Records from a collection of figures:
_ _ _ _

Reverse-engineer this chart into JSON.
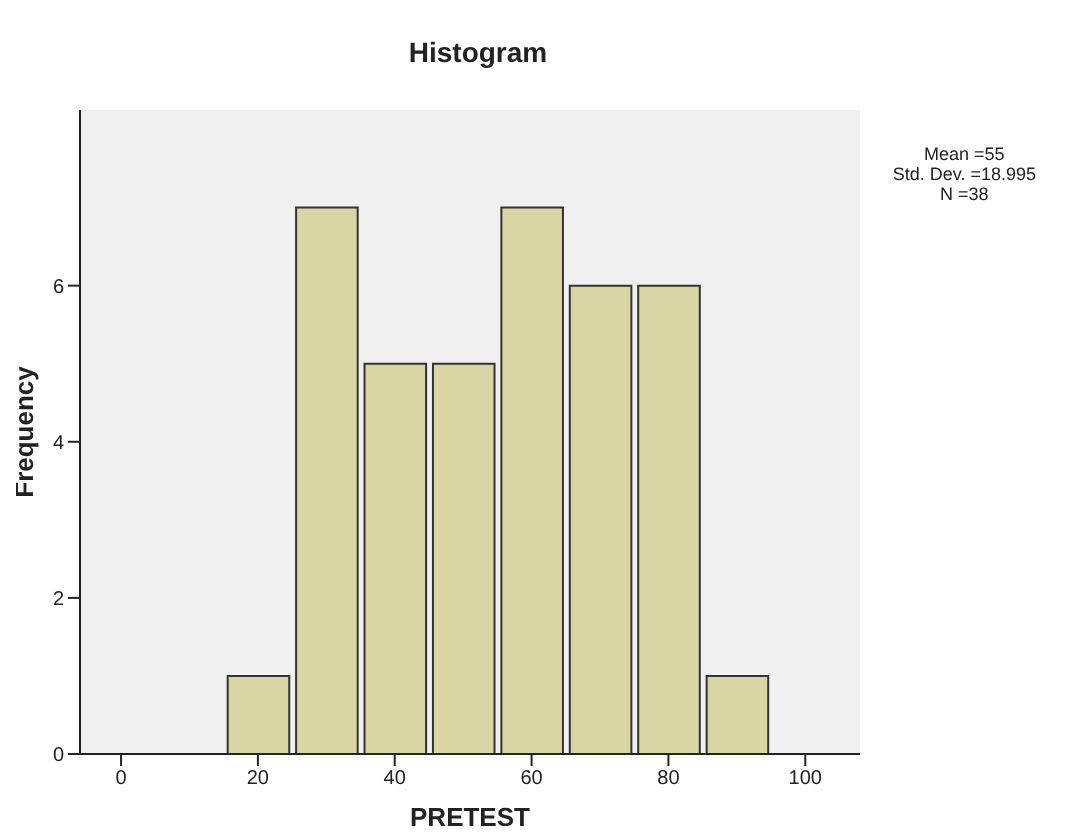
{
  "chart_data": {
    "type": "histogram",
    "title": "Histogram",
    "xlabel": "PRETEST",
    "ylabel": "Frequency",
    "bins": [
      15,
      25,
      35,
      45,
      55,
      65,
      75,
      85,
      95
    ],
    "values": [
      1,
      7,
      5,
      5,
      7,
      6,
      6,
      1
    ],
    "color": "#d9d5a5",
    "xlim": [
      -6,
      108
    ],
    "xticks": [
      0,
      20,
      40,
      60,
      80,
      100
    ],
    "ylim": [
      0,
      8.25
    ],
    "yticks": [
      0,
      2,
      4,
      6
    ],
    "grid": false,
    "annotations": [
      "Mean =55",
      "Std. Dev. =18.995",
      "N =38"
    ]
  }
}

_ _ _ _

> _Your instructions_: Exactly reproduce the entries above, minus the pictures.

> _Answer to this task_:
Reverse-engineer this chart into JSON.
{
  "chart_data": {
    "type": "histogram",
    "title": "Histogram",
    "xlabel": "PRETEST",
    "ylabel": "Frequency",
    "bins": [
      15,
      25,
      35,
      45,
      55,
      65,
      75,
      85,
      95
    ],
    "values": [
      1,
      7,
      5,
      5,
      7,
      6,
      6,
      1
    ],
    "color": "#d9d5a5",
    "xlim": [
      -6,
      108
    ],
    "xticks": [
      0,
      20,
      40,
      60,
      80,
      100
    ],
    "ylim": [
      0,
      8.25
    ],
    "yticks": [
      0,
      2,
      4,
      6
    ],
    "grid": false,
    "annotations": [
      "Mean =55",
      "Std. Dev. =18.995",
      "N =38"
    ]
  }
}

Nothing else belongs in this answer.